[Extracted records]
================

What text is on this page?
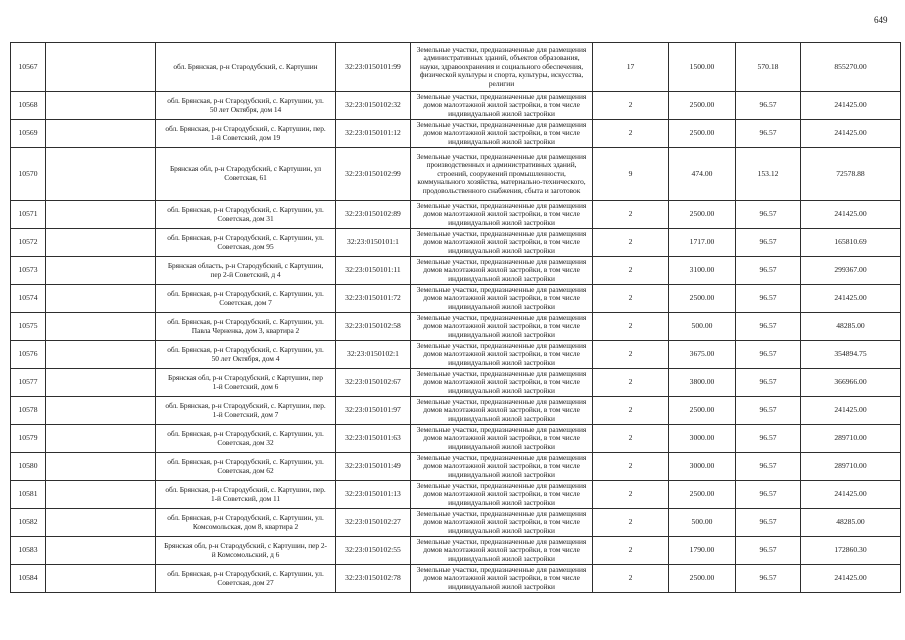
649
10567		обл. Брянская, р-н Стародубский, с. Картушин	32:23:0150101:99	Земельные участки, предназначенные для размещения
административных зданий, объектов образования,
науки, здравоохранения и социального обеспечения,
физической культуры и спорта, культуры, искусства,
религии	17	1500.00	570.18	855270.00
10568		обл. Брянская, р-н Стародубский, с. Картушин, ул.
50 лет Октября, дом 14	32:23:0150102:32	Земельные участки, предназначенные для размещения
домов малоэтажной жилой застройки, в том числе
индивидуальной жилой застройки	2	2500.00	96.57	241425.00
10569		обл. Брянская, р-н Стародубский, с. Картушин, пер.
1-й Советский, дом 19	32:23:0150101:12	Земельные участки, предназначенные для размещения
домов малоэтажной жилой застройки, в том числе
индивидуальной жилой застройки	2	2500.00	96.57	241425.00
10570		Брянская обл, р-н Стародубский, с Картушин, ул
Советская, 61	32:23:0150102:99	Земельные участки, предназначенные для размещения
производственных и административных зданий,
строений, сооружений промышленности,
коммунального хозяйства, материально-технического,
продовольственного снабжения, сбыта и заготовок	9	474.00	153.12	72578.88
10571		обл. Брянская, р-н Стародубский, с. Картушин, ул.
Советская, дом 31	32:23:0150102:89	Земельные участки, предназначенные для размещения
домов малоэтажной жилой застройки, в том числе
индивидуальной жилой застройки	2	2500.00	96.57	241425.00
10572		обл. Брянская, р-н Стародубский, с. Картушин, ул.
Советская, дом 95	32:23:0150101:1	Земельные участки, предназначенные для размещения
домов малоэтажной жилой застройки, в том числе
индивидуальной жилой застройки	2	1717.00	96.57	165810.69
10573		Брянская область, р-н Стародубский, с Картушин,
пер 2-й Советский, д 4	32:23:0150101:11	Земельные участки, предназначенные для размещения
домов малоэтажной жилой застройки, в том числе
индивидуальной жилой застройки	2	3100.00	96.57	299367.00
10574		обл. Брянская, р-н Стародубский, с. Картушин, ул.
Советская, дом 7	32:23:0150101:72	Земельные участки, предназначенные для размещения
домов малоэтажной жилой застройки, в том числе
индивидуальной жилой застройки	2	2500.00	96.57	241425.00
10575		обл. Брянская, р-н Стародубский, с. Картушин, ул.
Павла Черненка, дом 3, квартира 2	32:23:0150102:58	Земельные участки, предназначенные для размещения
домов малоэтажной жилой застройки, в том числе
индивидуальной жилой застройки	2	500.00	96.57	48285.00
10576		обл. Брянская, р-н Стародубский, с. Картушин, ул.
50 лет Октября, дом 4	32:23:0150102:1	Земельные участки, предназначенные для размещения
домов малоэтажной жилой застройки, в том числе
индивидуальной жилой застройки	2	3675.00	96.57	354894.75
10577		Брянская обл, р-н Стародубский, с Картушин, пер
1-й Советский, дом 6	32:23:0150102:67	Земельные участки, предназначенные для размещения
домов малоэтажной жилой застройки, в том числе
индивидуальной жилой застройки	2	3800.00	96.57	366966.00
10578		обл. Брянская, р-н Стародубский, с. Картушин, пер.
1-й Советский, дом 7	32:23:0150101:97	Земельные участки, предназначенные для размещения
домов малоэтажной жилой застройки, в том числе
индивидуальной жилой застройки	2	2500.00	96.57	241425.00
10579		обл. Брянская, р-н Стародубский, с. Картушин, ул.
Советская, дом 32	32:23:0150101:63	Земельные участки, предназначенные для размещения
домов малоэтажной жилой застройки, в том числе
индивидуальной жилой застройки	2	3000.00	96.57	289710.00
10580		обл. Брянская, р-н Стародубский, с. Картушин, ул.
Советская, дом 62	32:23:0150101:49	Земельные участки, предназначенные для размещения
домов малоэтажной жилой застройки, в том числе
индивидуальной жилой застройки	2	3000.00	96.57	289710.00
10581		обл. Брянская, р-н Стародубский, с. Картушин, пер.
1-й Советский, дом 11	32:23:0150101:13	Земельные участки, предназначенные для размещения
домов малоэтажной жилой застройки, в том числе
индивидуальной жилой застройки	2	2500.00	96.57	241425.00
10582		обл. Брянская, р-н Стародубский, с. Картушин, ул.
Комсомольская, дом 8, квартира 2	32:23:0150102:27	Земельные участки, предназначенные для размещения
домов малоэтажной жилой застройки, в том числе
индивидуальной жилой застройки	2	500.00	96.57	48285.00
10583		Брянская обл, р-н Стародубский, с Картушин, пер 2-
й Комсомольский, д 6	32:23:0150102:55	Земельные участки, предназначенные для размещения
домов малоэтажной жилой застройки, в том числе
индивидуальной жилой застройки	2	1790.00	96.57	172860.30
10584		обл. Брянская, р-н Стародубский, с. Картушин, ул.
Советская, дом 27	32:23:0150102:78	Земельные участки, предназначенные для размещения
домов малоэтажной жилой застройки, в том числе
индивидуальной жилой застройки	2	2500.00	96.57	241425.00
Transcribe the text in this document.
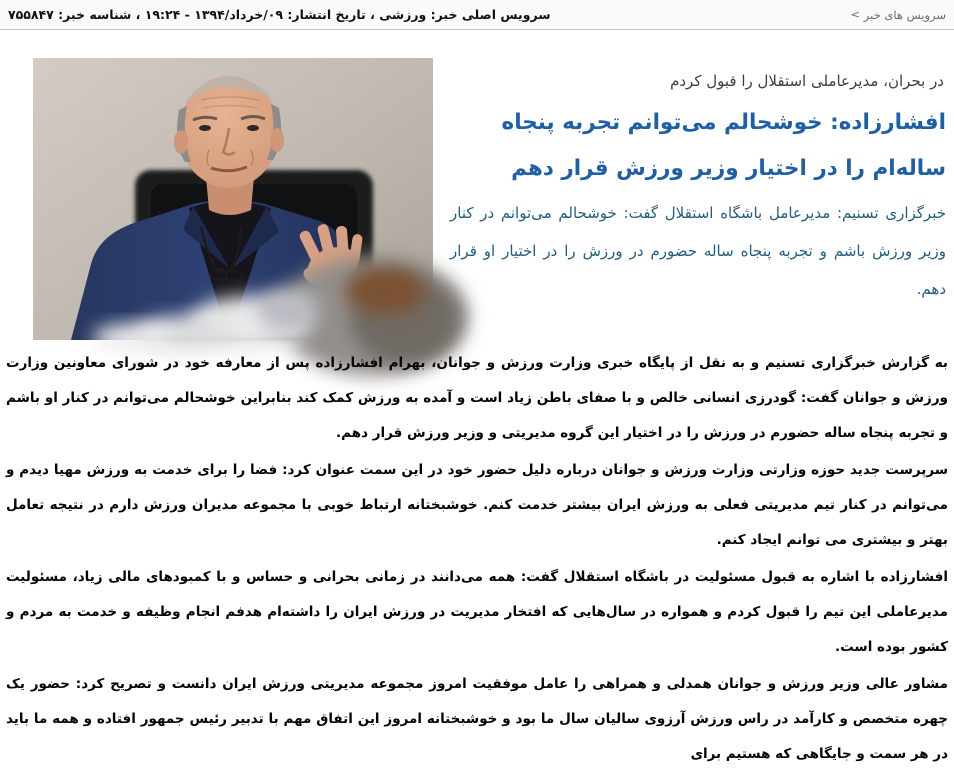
سرویس های خبر
<
سرویس اصلی خبر: ورزشی ، تاریخ انتشار: ۰۹/خرداد/۱۳۹۴ - ۱۹:۲۴ ، شناسه خبر: ۷۵۵۸۴۷
در بحران، مدیرعاملی استقلال را قبول کردم
افشارزاده: خوشحالم می‌توانم تجربه پنجاه ساله‌ام را در اختیار وزیر ورزش قرار دهم

خبرگزاری تسنیم: مدیرعامل باشگاه استقلال گفت: خوشحالم می‌توانم در کنار وزیر ورزش باشم و تجربه پنجاه ساله حضورم در ورزش را در اختیار او قرار دهم.

به گزارش خبرگزاری تسنیم و به نقل از پایگاه خبری وزارت ورزش و جوانان، بهرام افشارزاده پس از معارفه خود در شورای معاونین وزارت ورزش و جوانان گفت: گودرزی انسانی خالص و با صفای باطن زیاد است و آمده به ورزش کمک کند بنابراین خوشحالم می‌توانم در کنار او باشم و تجربه پنجاه ساله حضورم در ورزش را در اختیار این گروه مدیریتی و وزیر ورزش قرار دهم.

سرپرست جدید حوزه وزارتی وزارت ورزش و جوانان درباره دلیل حضور خود در این سمت عنوان کرد: فضا را برای خدمت به ورزش مهیا دیدم و می‌توانم در کنار تیم مدیریتی فعلی به ورزش ایران بیشتر خدمت کنم. خوشبختانه ارتباط خوبی با مجموعه مدیران ورزش دارم در نتیجه تعامل بهتر و بیشتری می توانم ایجاد کنم.

افشارزاده با اشاره به قبول مسئولیت در باشگاه استقلال گفت: همه می‌دانند در زمانی بحرانی و حساس و با کمبودهای مالی زیاد، مسئولیت مدیرعاملی این تیم را قبول کردم و همواره در سال‌هایی که افتخار مدیریت در ورزش ایران را داشته‌ام هدفم انجام وظیفه و خدمت به مردم و کشور بوده است.

مشاور عالی وزیر ورزش و جوانان همدلی و همراهی را عامل موفقیت امروز مجموعه مدیریتی ورزش ایران دانست و تصریح کرد: حضور یک چهره متخصص و کارآمد در راس ورزش آرزوی سالیان سال ما بود و خوشبختانه امروز این اتفاق مهم با تدبیر رئیس جمهور افتاده و همه ما باید در هر سمت و جایگاهی که هستیم برای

================

TASK OBJECTIVE
Will you restate every entry word for word and omit the images?

EXERCISE OUTPUT
What text is on this page?
649
10567		обл. Брянская, р-н Стародубский, с. Картушин	32:23:0150101:99	Земельные участки, предназначенные для размещения
административных зданий, объектов образования,
науки, здравоохранения и социального обеспечения,
физической культуры и спорта, культуры, искусства,
религии	17	1500.00	570.18	855270.00
10568		обл. Брянская, р-н Стародубский, с. Картушин, ул.
50 лет Октября, дом 14	32:23:0150102:32	Земельные участки, предназначенные для размещения
домов малоэтажной жилой застройки, в том числе
индивидуальной жилой застройки	2	2500.00	96.57	241425.00
10569		обл. Брянская, р-н Стародубский, с. Картушин, пер.
1-й Советский, дом 19	32:23:0150101:12	Земельные участки, предназначенные для размещения
домов малоэтажной жилой застройки, в том числе
индивидуальной жилой застройки	2	2500.00	96.57	241425.00
10570		Брянская обл, р-н Стародубский, с Картушин, ул
Советская, 61	32:23:0150102:99	Земельные участки, предназначенные для размещения
производственных и административных зданий,
строений, сооружений промышленности,
коммунального хозяйства, материально-технического,
продовольственного снабжения, сбыта и заготовок	9	474.00	153.12	72578.88
10571		обл. Брянская, р-н Стародубский, с. Картушин, ул.
Советская, дом 31	32:23:0150102:89	Земельные участки, предназначенные для размещения
домов малоэтажной жилой застройки, в том числе
индивидуальной жилой застройки	2	2500.00	96.57	241425.00
10572		обл. Брянская, р-н Стародубский, с. Картушин, ул.
Советская, дом 95	32:23:0150101:1	Земельные участки, предназначенные для размещения
домов малоэтажной жилой застройки, в том числе
индивидуальной жилой застройки	2	1717.00	96.57	165810.69
10573		Брянская область, р-н Стародубский, с Картушин,
пер 2-й Советский, д 4	32:23:0150101:11	Земельные участки, предназначенные для размещения
домов малоэтажной жилой застройки, в том числе
индивидуальной жилой застройки	2	3100.00	96.57	299367.00
10574		обл. Брянская, р-н Стародубский, с. Картушин, ул.
Советская, дом 7	32:23:0150101:72	Земельные участки, предназначенные для размещения
домов малоэтажной жилой застройки, в том числе
индивидуальной жилой застройки	2	2500.00	96.57	241425.00
10575		обл. Брянская, р-н Стародубский, с. Картушин, ул.
Павла Черненка, дом 3, квартира 2	32:23:0150102:58	Земельные участки, предназначенные для размещения
домов малоэтажной жилой застройки, в том числе
индивидуальной жилой застройки	2	500.00	96.57	48285.00
10576		обл. Брянская, р-н Стародубский, с. Картушин, ул.
50 лет Октября, дом 4	32:23:0150102:1	Земельные участки, предназначенные для размещения
домов малоэтажной жилой застройки, в том числе
индивидуальной жилой застройки	2	3675.00	96.57	354894.75
10577		Брянская обл, р-н Стародубский, с Картушин, пер
1-й Советский, дом 6	32:23:0150102:67	Земельные участки, предназначенные для размещения
домов малоэтажной жилой застройки, в том числе
индивидуальной жилой застройки	2	3800.00	96.57	366966.00
10578		обл. Брянская, р-н Стародубский, с. Картушин, пер.
1-й Советский, дом 7	32:23:0150101:97	Земельные участки, предназначенные для размещения
домов малоэтажной жилой застройки, в том числе
индивидуальной жилой застройки	2	2500.00	96.57	241425.00
10579		обл. Брянская, р-н Стародубский, с. Картушин, ул.
Советская, дом 32	32:23:0150101:63	Земельные участки, предназначенные для размещения
домов малоэтажной жилой застройки, в том числе
индивидуальной жилой застройки	2	3000.00	96.57	289710.00
10580		обл. Брянская, р-н Стародубский, с. Картушин, ул.
Советская, дом 62	32:23:0150101:49	Земельные участки, предназначенные для размещения
домов малоэтажной жилой застройки, в том числе
индивидуальной жилой застройки	2	3000.00	96.57	289710.00
10581		обл. Брянская, р-н Стародубский, с. Картушин, пер.
1-й Советский, дом 11	32:23:0150101:13	Земельные участки, предназначенные для размещения
домов малоэтажной жилой застройки, в том числе
индивидуальной жилой застройки	2	2500.00	96.57	241425.00
10582		обл. Брянская, р-н Стародубский, с. Картушин, ул.
Комсомольская, дом 8, квартира 2	32:23:0150102:27	Земельные участки, предназначенные для размещения
домов малоэтажной жилой застройки, в том числе
индивидуальной жилой застройки	2	500.00	96.57	48285.00
10583		Брянская обл, р-н Стародубский, с Картушин, пер 2-
й Комсомольский, д 6	32:23:0150102:55	Земельные участки, предназначенные для размещения
домов малоэтажной жилой застройки, в том числе
индивидуальной жилой застройки	2	1790.00	96.57	172860.30
10584		обл. Брянская, р-н Стародубский, с. Картушин, ул.
Советская, дом 27	32:23:0150102:78	Земельные участки, предназначенные для размещения
домов малоэтажной жилой застройки, в том числе
индивидуальной жилой застройки	2	2500.00	96.57	241425.00
Transcribe the text in this document.
سرویس های خبر
<
سرویس اصلی خبر: ورزشی ، تاریخ انتشار: ۰۹/خرداد/۱۳۹۴ - ۱۹:۲۴ ، شناسه خبر: ۷۵۵۸۴۷
در بحران، مدیرعاملی استقلال را قبول کردم
افشارزاده: خوشحالم می‌توانم تجربه پنجاه ساله‌ام را در اختیار وزیر ورزش قرار دهم

خبرگزاری تسنیم: مدیرعامل باشگاه استقلال گفت: خوشحالم می‌توانم در کنار وزیر ورزش باشم و تجربه پنجاه ساله حضورم در ورزش را در اختیار او قرار دهم.

به گزارش خبرگزاری تسنیم و به نقل از پایگاه خبری وزارت ورزش و جوانان، بهرام افشارزاده پس از معارفه خود در شورای معاونین وزارت ورزش و جوانان گفت: گودرزی انسانی خالص و با صفای باطن زیاد است و آمده به ورزش کمک کند بنابراین خوشحالم می‌توانم در کنار او باشم و تجربه پنجاه ساله حضورم در ورزش را در اختیار این گروه مدیریتی و وزیر ورزش قرار دهم.

سرپرست جدید حوزه وزارتی وزارت ورزش و جوانان درباره دلیل حضور خود در این سمت عنوان کرد: فضا را برای خدمت به ورزش مهیا دیدم و می‌توانم در کنار تیم مدیریتی فعلی به ورزش ایران بیشتر خدمت کنم. خوشبختانه ارتباط خوبی با مجموعه مدیران ورزش دارم در نتیجه تعامل بهتر و بیشتری می توانم ایجاد کنم.

افشارزاده با اشاره به قبول مسئولیت در باشگاه استقلال گفت: همه می‌دانند در زمانی بحرانی و حساس و با کمبودهای مالی زیاد، مسئولیت مدیرعاملی این تیم را قبول کردم و همواره در سال‌هایی که افتخار مدیریت در ورزش ایران را داشته‌ام هدفم انجام وظیفه و خدمت به مردم و کشور بوده است.

مشاور عالی وزیر ورزش و جوانان همدلی و همراهی را عامل موفقیت امروز مجموعه مدیریتی ورزش ایران دانست و تصریح کرد: حضور یک چهره متخصص و کارآمد در راس ورزش آرزوی سالیان سال ما بود و خوشبختانه امروز این اتفاق مهم با تدبیر رئیس جمهور افتاده و همه ما باید در هر سمت و جایگاهی که هستیم برای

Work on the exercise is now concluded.